• **Stored records**:
§ §

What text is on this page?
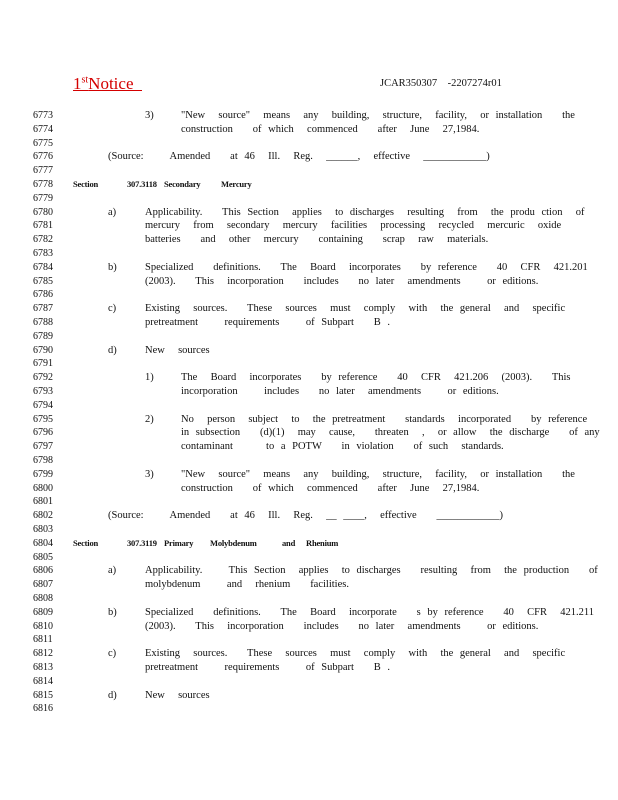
1stNotice	JCAR350307    -2207274r01
6773
6774
6775
6776
6777
6778
6779
6780
6781
6782
6783
6784
6785
6786
6787
6788
6789
6790
6791
6792
6793
6794
6795
6796
6797
6798
6799
6800
6801
6802
6803
6804
6805
6806
6807
6808
6809
6810
6811
6812
6813
6814
6815
6816
3)	"New  source"  means  any  building,  structure,  facility,  or installation   the
construction   of which  commenced   after  June  27,1984.
(Source:    Amended   at 46  Ill.  Reg.  ______,  effective  ____________)
Section	307.3118 Secondary Mercury
a)	Applicability.   This Section  applies  to discharges  resulting  from  the produ ction  of
mercury  from  secondary  mercury  facilities  processing  recycled  mercuric  oxide
batteries   and  other  mercury   containing   scrap  raw  materials.
b)	Specialized   definitions.   The  Board  incorporates   by reference   40  CFR  421.201
(2003).   This  incorporation   includes   no later  amendments    or editions.
c)	Existing  sources.   These  sources  must  comply  with  the general  and  specific
pretreatment    requirements    of Subpart   B .
d)	New  sources
1)	The  Board  incorporates   by reference   40  CFR  421.206  (2003).   This
incorporation    includes   no later  amendments    or editions.
2)	No  person  subject  to  the pretreatment   standards  incorporated   by reference
in subsection   (d)(1)  may  cause,   threaten  ,  or allow  the discharge   of any
contaminant     to a POTW   in violation   of such  standards.
3)	"New  source"  means  any  building,  structure,  facility,  or installation   the
construction   of which  commenced   after  June  27,1984.
(Source:    Amended   at 46  Ill.  Reg.  __ ____,  effective   ____________)
Section	307.3119 Primary Molybdenum	and Rhenium
a)	Applicability.    This Section  applies  to discharges   resulting  from  the production   of
molybdenum    and  rhenium   facilities.
b)	Specialized   definitions.   The  Board  incorporate   s by reference   40  CFR  421.211
(2003).   This  incorporation   includes   no later  amendments    or editions.
c)	Existing  sources.   These  sources  must  comply  with  the general  and  specific
pretreatment    requirements    of Subpart   B .
d)	New  sources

§ §

• **Task goal**:
Print the complete listing exactly as it stands, without its pictures.

• **Output for this exercise**:
What text is on this page?
1stNotice	JCAR350307    -2207274r01
6773
6774
6775
6776
6777
6778
6779
6780
6781
6782
6783
6784
6785
6786
6787
6788
6789
6790
6791
6792
6793
6794
6795
6796
6797
6798
6799
6800
6801
6802
6803
6804
6805
6806
6807
6808
6809
6810
6811
6812
6813
6814
6815
6816
3)	"New  source"  means  any  building,  structure,  facility,  or installation   the
construction   of which  commenced   after  June  27,1984.
(Source:    Amended   at 46  Ill.  Reg.  ______,  effective  ____________)
Section	307.3118 Secondary Mercury
a)	Applicability.   This Section  applies  to discharges  resulting  from  the produ ction  of
mercury  from  secondary  mercury  facilities  processing  recycled  mercuric  oxide
batteries   and  other  mercury   containing   scrap  raw  materials.
b)	Specialized   definitions.   The  Board  incorporates   by reference   40  CFR  421.201
(2003).   This  incorporation   includes   no later  amendments    or editions.
c)	Existing  sources.   These  sources  must  comply  with  the general  and  specific
pretreatment    requirements    of Subpart   B .
d)	New  sources
1)	The  Board  incorporates   by reference   40  CFR  421.206  (2003).   This
incorporation    includes   no later  amendments    or editions.
2)	No  person  subject  to  the pretreatment   standards  incorporated   by reference
in subsection   (d)(1)  may  cause,   threaten  ,  or allow  the discharge   of any
contaminant     to a POTW   in violation   of such  standards.
3)	"New  source"  means  any  building,  structure,  facility,  or installation   the
construction   of which  commenced   after  June  27,1984.
(Source:    Amended   at 46  Ill.  Reg.  __ ____,  effective   ____________)
Section	307.3119 Primary Molybdenum	and Rhenium
a)	Applicability.    This Section  applies  to discharges   resulting  from  the production   of
molybdenum    and  rhenium   facilities.
b)	Specialized   definitions.   The  Board  incorporate   s by reference   40  CFR  421.211
(2003).   This  incorporation   includes   no later  amendments    or editions.
c)	Existing  sources.   These  sources  must  comply  with  the general  and  specific
pretreatment    requirements    of Subpart   B .
d)	New  sources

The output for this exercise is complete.